By Nikki Weingartner     Dec 4, 2008 in Food
Sweden has a host of holiday food traditions, including reindeer meat. IKEA, the Swedish based furniture icon, is now under fire by a group of British vegans for taking those traditions to market.
It is Christmas in Sweden and that means a long line of celebratory traditions such as the upcoming Saint Lucia ceremony involving the daughters in the family and a crown of candles all in remembrance of Lucia who was a Christian virgin martyred for her beliefs. Along with the spiritual aspects of the holiday season, food in Sweden takes its roots from the local terrain and items like pigs feet and dried codfish are among the buffet items found. IKEA, Sweden's famed furniture store turned worldly has been a huge part in taking those traditions to other countries as well. But recently, one country, or at least its activists aren't so happy with the spreading of the holiday cheer Swede style.
A group called Viva! is taking to arms against a Scandinavian tradition of reindeer meat by protesting IKEA's sale of reindeer salami. According to The Independent:
Ikea has been accused of condoning cruelty to animals by selling salami made from Santa's four-legged sleigh-pullers, reindeer.
┄┄┄┄┄┄┄┄┄┄
__Request A__
Reproduce the article about IKEA's reindeer salami word for word, from "It is Christmas" up to and including "cheer Swede style.".
The article above has no connection to the listing that comes after it.

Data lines
┄┄┄┄┄┄┄┄┄┄
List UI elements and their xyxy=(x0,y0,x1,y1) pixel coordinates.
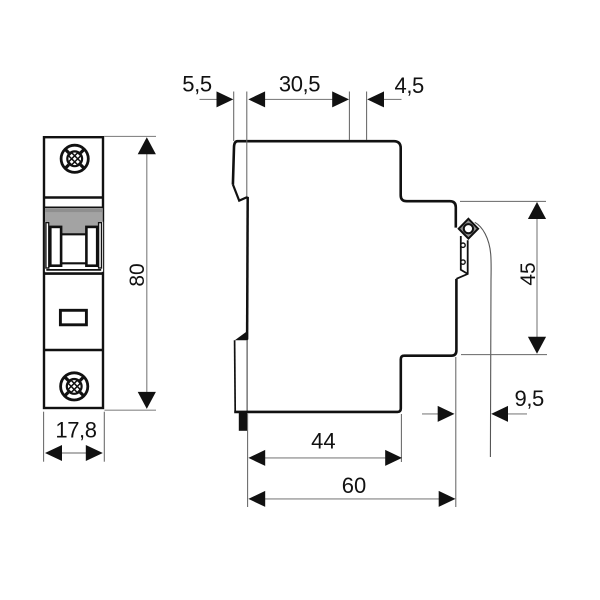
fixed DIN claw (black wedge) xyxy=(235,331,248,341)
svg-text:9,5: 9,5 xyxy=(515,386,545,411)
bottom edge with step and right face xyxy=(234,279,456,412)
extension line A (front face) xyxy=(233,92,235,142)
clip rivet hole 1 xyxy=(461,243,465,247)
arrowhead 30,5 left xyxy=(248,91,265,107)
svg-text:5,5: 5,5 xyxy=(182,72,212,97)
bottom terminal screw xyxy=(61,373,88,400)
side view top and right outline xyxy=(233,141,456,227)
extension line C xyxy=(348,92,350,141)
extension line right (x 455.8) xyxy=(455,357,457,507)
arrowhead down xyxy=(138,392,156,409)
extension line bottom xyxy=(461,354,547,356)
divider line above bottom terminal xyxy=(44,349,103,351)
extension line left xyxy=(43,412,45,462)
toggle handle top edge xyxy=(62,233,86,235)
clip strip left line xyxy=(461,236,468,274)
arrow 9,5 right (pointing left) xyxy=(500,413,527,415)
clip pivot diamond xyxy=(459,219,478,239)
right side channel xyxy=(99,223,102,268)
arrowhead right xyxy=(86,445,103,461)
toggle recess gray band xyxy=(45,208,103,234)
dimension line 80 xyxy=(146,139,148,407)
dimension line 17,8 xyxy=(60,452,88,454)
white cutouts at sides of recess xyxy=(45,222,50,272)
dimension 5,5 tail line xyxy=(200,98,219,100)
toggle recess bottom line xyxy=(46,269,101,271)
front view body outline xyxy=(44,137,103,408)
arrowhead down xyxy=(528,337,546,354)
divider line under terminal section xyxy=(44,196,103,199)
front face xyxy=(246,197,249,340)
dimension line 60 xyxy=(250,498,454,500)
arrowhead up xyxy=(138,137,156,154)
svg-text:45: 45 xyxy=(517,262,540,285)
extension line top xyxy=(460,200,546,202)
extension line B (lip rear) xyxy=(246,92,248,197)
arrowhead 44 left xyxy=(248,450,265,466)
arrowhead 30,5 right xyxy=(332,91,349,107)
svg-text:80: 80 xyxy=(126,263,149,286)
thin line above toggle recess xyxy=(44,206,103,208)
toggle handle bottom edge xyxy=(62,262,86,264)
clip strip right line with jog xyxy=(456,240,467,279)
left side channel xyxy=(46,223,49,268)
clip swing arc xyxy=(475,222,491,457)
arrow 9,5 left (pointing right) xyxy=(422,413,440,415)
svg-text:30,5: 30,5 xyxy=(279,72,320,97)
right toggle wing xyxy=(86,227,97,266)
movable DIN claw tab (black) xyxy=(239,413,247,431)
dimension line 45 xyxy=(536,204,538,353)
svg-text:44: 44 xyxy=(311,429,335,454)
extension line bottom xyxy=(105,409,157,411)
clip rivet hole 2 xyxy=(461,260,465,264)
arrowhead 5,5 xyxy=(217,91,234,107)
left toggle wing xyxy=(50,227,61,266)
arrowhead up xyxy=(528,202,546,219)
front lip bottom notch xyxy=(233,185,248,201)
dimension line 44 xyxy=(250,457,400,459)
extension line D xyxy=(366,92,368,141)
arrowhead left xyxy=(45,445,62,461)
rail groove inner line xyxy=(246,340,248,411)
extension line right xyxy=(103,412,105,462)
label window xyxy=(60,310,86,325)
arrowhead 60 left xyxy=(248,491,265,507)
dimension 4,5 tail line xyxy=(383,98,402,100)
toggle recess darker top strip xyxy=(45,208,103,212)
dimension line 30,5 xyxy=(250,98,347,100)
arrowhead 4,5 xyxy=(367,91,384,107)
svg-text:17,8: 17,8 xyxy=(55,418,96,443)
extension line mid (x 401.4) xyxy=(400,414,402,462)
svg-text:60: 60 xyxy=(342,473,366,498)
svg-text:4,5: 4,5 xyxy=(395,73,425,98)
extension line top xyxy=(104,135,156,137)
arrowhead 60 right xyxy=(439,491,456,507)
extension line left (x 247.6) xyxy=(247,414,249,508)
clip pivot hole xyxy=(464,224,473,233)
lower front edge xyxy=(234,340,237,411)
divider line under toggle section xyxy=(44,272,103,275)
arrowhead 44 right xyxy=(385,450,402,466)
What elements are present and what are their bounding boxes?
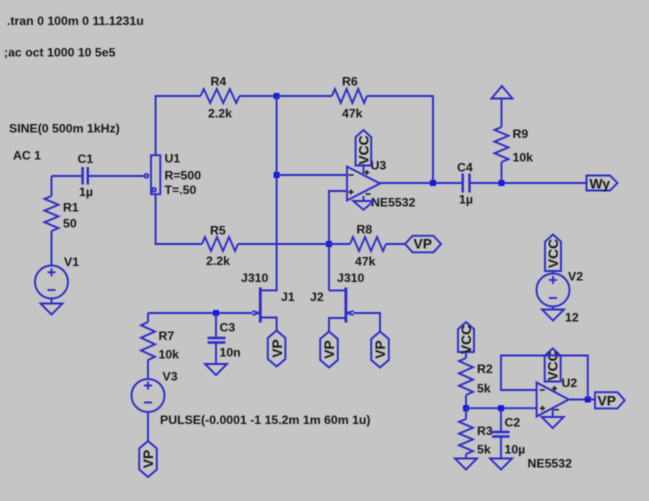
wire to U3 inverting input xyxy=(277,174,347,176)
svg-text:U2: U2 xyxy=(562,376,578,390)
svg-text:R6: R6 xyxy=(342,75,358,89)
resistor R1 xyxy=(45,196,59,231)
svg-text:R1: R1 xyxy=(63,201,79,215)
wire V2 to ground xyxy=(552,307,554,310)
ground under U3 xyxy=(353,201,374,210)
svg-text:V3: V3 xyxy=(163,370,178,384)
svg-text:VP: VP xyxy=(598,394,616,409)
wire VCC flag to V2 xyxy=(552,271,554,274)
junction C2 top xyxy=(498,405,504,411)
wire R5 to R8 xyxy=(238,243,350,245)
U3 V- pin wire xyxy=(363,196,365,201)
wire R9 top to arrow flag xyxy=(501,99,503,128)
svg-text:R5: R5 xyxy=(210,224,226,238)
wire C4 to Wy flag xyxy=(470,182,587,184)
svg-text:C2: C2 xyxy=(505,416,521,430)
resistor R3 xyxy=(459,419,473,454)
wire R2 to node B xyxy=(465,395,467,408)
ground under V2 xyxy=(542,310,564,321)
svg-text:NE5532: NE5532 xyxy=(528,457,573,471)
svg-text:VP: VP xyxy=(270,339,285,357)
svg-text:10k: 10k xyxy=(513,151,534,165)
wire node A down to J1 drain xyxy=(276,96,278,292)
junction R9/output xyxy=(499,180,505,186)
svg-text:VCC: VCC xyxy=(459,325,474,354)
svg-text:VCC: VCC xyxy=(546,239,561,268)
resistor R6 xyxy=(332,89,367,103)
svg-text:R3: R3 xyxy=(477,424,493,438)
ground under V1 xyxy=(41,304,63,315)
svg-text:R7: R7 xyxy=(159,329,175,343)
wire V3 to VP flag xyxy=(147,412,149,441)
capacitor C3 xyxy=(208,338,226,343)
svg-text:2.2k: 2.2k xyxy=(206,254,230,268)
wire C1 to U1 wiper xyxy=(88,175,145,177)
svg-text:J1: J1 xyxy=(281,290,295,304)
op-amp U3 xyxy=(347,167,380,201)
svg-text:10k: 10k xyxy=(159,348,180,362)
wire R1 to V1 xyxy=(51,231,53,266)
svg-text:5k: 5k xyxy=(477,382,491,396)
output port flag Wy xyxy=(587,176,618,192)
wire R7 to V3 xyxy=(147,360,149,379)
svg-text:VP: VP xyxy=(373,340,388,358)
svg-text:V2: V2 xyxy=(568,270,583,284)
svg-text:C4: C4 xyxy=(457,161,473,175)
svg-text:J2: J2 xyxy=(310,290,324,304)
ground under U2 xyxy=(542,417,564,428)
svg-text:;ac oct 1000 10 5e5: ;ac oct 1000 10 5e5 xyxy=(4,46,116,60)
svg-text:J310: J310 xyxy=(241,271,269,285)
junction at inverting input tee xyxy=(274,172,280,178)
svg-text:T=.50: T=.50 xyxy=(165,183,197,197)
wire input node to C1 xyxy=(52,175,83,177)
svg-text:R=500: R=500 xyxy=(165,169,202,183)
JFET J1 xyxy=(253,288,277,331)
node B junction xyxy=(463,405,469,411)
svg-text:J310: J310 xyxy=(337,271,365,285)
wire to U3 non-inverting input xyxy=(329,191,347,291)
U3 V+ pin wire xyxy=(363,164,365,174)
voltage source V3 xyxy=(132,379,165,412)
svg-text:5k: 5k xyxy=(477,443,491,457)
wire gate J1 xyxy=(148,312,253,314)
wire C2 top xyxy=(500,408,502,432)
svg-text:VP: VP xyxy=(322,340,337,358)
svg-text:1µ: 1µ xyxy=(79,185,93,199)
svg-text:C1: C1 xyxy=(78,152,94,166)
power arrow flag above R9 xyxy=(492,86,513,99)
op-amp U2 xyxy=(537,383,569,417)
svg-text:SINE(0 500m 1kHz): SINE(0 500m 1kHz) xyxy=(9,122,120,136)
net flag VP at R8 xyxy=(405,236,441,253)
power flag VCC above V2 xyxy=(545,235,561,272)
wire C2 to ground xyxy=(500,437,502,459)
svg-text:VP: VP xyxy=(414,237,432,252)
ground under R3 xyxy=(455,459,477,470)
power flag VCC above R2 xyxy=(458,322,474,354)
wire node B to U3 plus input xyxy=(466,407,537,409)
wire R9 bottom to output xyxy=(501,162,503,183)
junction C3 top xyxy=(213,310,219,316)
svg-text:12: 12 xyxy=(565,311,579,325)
┄┄┄┄┄┄┄┄┄┄
__Request B__
Quote the listing from the line with "fixed DIN claw" up to and including the line with "arrowhead 30,5 left xyxy=(248,91,265,107)".

__Task answer A__
It is Christmas in Sweden and that means a long line of celebratory traditions such as the upcoming Saint Lucia ceremony involving the daughters in the family and a crown of candles all in remembrance of Lucia who was a Christian virgin martyred for her beliefs. Along with the spiritual aspects of the holiday season, food in Sweden takes its roots from the local terrain and items like pigs feet and dried codfish are among the buffet items found. IKEA, Sweden's famed furniture store turned worldly has been a huge part in taking those traditions to other countries as well. But recently, one country, or at least its activists aren't so happy with the spreading of the holiday cheer Swede style.

__Task answer B__
fixed DIN claw (black wedge) xyxy=(235,331,248,341)
svg-text:9,5: 9,5 xyxy=(515,386,545,411)
bottom edge with step and right face xyxy=(234,279,456,412)
extension line A (front face) xyxy=(233,92,235,142)
clip rivet hole 1 xyxy=(461,243,465,247)
arrowhead 30,5 left xyxy=(248,91,265,107)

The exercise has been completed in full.